Taunt - If they ignore the monster, the monster gains +Drive! or maybe the PC loses drive if you wanna keep everything in terms of 'the pc is punished' instead of 'the monster is ignored, then gains a bonus', idk. still in idea phase so i don't need to know tho
Challenge - If they ignore the monster, their attack is less effective!

also monsters don't spend LP like PCs do. They use it differently, like in S2. Spend LP for Quick type effects, and/or to activate combo bonuses. Yes, monster combos are LP cost'd rather than being encounter powers.

Bringing it all together

CONDITIONS are kind of where all three of these things intersect, in kind of a light but still mechanical sort of way. We've been using Moods to refer to them before this, but we'll probably actually call them Conditions, unless someone else has an even better term. I should probably explain them better here, but my focus is slipping like crazy after writing everything else down. Well I'll try I guess.

So a condition is three parts strong encouragement to RP your character a certain way, and one part a mechanical effect. Maybe your character is angry! Maybe your character is feeling excited. Maybe your character is sick! Traits can easily lead to certain conditions coming into play, but they can just as easily be handed out by the GM, depending on how events are transpiring at the table, from how the PCs and NPCs are interacting with one another. Sometimes conditions just have narrative effects. Sometimes they might effect your skills. Sometimes they might have mild effects during combat. Some could even do multiple things! They're both positive and negative. You can even be under multiple conditions at once, though that probably shouldn't happen a lot without someone deliberately activating a lot of conditions from traits all at once, or something going spectacularly good or bad I suppose. I imagine a lot of conditions or last for the duration of a scene or two, some might last until you rest. I'm not sure if we want super long lasting conditions that need to meet specific conditions to fix, but that's a distinct possibility too. I realize I just used a lot of words to go "they do a lot of things" and that maybe that didn't explain much, but, well… they're probably kind of hard to articulate with words, without examples, unless you already get it from this bit of rambling. Oh well.

- _Given information_

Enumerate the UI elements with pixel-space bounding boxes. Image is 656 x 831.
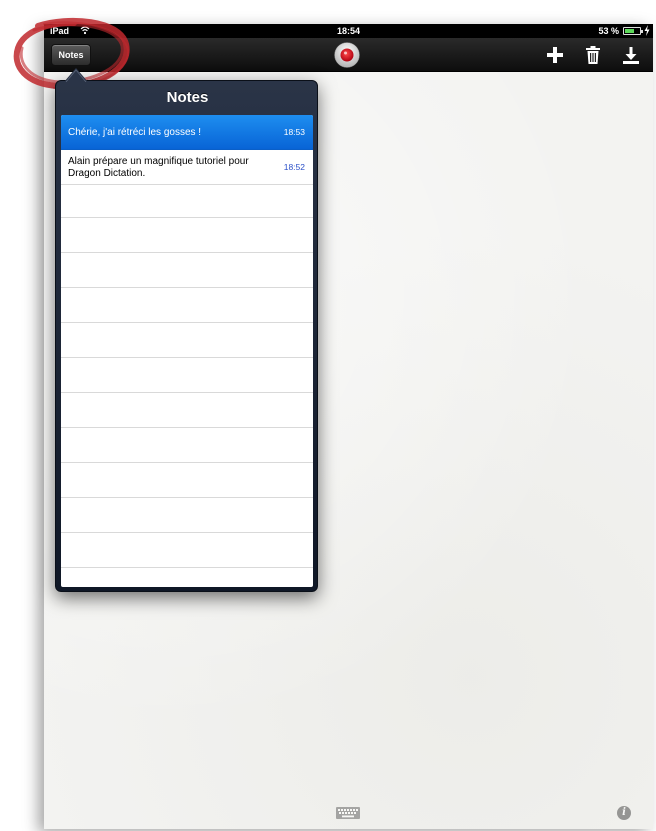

- _Short exercise_
In the game design notes, what name will probably replace "Moods"?

- _Answer to this problem_
Conditions.